[Stored items]
-=-=-=-=-

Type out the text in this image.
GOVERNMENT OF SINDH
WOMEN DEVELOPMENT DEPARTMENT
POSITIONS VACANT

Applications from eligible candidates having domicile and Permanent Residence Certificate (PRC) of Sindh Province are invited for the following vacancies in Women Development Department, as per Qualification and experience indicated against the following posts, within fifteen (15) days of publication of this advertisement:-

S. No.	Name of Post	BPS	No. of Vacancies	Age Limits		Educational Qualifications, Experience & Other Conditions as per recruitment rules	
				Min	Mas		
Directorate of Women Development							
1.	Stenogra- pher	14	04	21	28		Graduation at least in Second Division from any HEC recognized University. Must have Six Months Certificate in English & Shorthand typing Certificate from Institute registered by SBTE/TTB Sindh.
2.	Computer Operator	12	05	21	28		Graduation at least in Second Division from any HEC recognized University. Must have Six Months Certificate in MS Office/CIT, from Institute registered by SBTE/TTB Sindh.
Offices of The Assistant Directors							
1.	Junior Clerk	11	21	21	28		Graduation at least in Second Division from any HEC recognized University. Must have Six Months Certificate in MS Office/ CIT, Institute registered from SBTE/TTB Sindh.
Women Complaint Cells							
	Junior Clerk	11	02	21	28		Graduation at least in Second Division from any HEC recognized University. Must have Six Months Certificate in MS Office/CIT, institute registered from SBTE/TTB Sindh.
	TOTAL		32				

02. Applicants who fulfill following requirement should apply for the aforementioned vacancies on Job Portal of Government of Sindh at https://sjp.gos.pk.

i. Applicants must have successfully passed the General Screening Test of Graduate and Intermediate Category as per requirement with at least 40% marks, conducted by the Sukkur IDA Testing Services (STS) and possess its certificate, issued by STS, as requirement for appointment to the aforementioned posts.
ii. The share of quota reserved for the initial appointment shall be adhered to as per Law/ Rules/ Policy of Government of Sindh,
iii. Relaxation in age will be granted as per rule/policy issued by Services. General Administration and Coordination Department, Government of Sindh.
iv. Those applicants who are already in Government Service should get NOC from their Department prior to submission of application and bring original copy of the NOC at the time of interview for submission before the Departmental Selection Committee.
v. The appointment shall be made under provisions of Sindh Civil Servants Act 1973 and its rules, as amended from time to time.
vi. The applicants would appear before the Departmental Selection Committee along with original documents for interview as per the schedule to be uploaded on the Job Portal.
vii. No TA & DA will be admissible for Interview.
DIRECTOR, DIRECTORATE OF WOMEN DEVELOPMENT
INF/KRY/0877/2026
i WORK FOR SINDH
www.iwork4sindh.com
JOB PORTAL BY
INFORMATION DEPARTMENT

-=-=-=-=-

EXERCISE DESCRIPTION. Each record above should be retyped in full, exactly as shown.

EXERCISE RESPONSE.
Type out the text in this image.
GOVERNMENT OF SINDH
WOMEN DEVELOPMENT DEPARTMENT
POSITIONS VACANT

Applications from eligible candidates having domicile and Permanent Residence Certificate (PRC) of Sindh Province are invited for the following vacancies in Women Development Department, as per Qualification and experience indicated against the following posts, within fifteen (15) days of publication of this advertisement:-

S. No.	Name of Post	BPS	No. of Vacancies	Age Limits		Educational Qualifications, Experience & Other Conditions as per recruitment rules	
				Min	Mas		
Directorate of Women Development							
1.	Stenogra- pher	14	04	21	28		Graduation at least in Second Division from any HEC recognized University. Must have Six Months Certificate in English & Shorthand typing Certificate from Institute registered by SBTE/TTB Sindh.
2.	Computer Operator	12	05	21	28		Graduation at least in Second Division from any HEC recognized University. Must have Six Months Certificate in MS Office/CIT, from Institute registered by SBTE/TTB Sindh.
Offices of The Assistant Directors							
1.	Junior Clerk	11	21	21	28		Graduation at least in Second Division from any HEC recognized University. Must have Six Months Certificate in MS Office/ CIT, Institute registered from SBTE/TTB Sindh.
Women Complaint Cells							
	Junior Clerk	11	02	21	28		Graduation at least in Second Division from any HEC recognized University. Must have Six Months Certificate in MS Office/CIT, institute registered from SBTE/TTB Sindh.
	TOTAL		32				

02. Applicants who fulfill following requirement should apply for the aforementioned vacancies on Job Portal of Government of Sindh at https://sjp.gos.pk.

i. Applicants must have successfully passed the General Screening Test of Graduate and Intermediate Category as per requirement with at least 40% marks, conducted by the Sukkur IDA Testing Services (STS) and possess its certificate, issued by STS, as requirement for appointment to the aforementioned posts.
ii. The share of quota reserved for the initial appointment shall be adhered to as per Law/ Rules/ Policy of Government of Sindh,
iii. Relaxation in age will be granted as per rule/policy issued by Services. General Administration and Coordination Department, Government of Sindh.
iv. Those applicants who are already in Government Service should get NOC from their Department prior to submission of application and bring original copy of the NOC at the time of interview for submission before the Departmental Selection Committee.
v. The appointment shall be made under provisions of Sindh Civil Servants Act 1973 and its rules, as amended from time to time.
vi. The applicants would appear before the Departmental Selection Committee along with original documents for interview as per the schedule to be uploaded on the Job Portal.
vii. No TA & DA will be admissible for Interview.
DIRECTOR, DIRECTORATE OF WOMEN DEVELOPMENT
INF/KRY/0877/2026
i WORK FOR SINDH
www.iwork4sindh.com
JOB PORTAL BY
INFORMATION DEPARTMENT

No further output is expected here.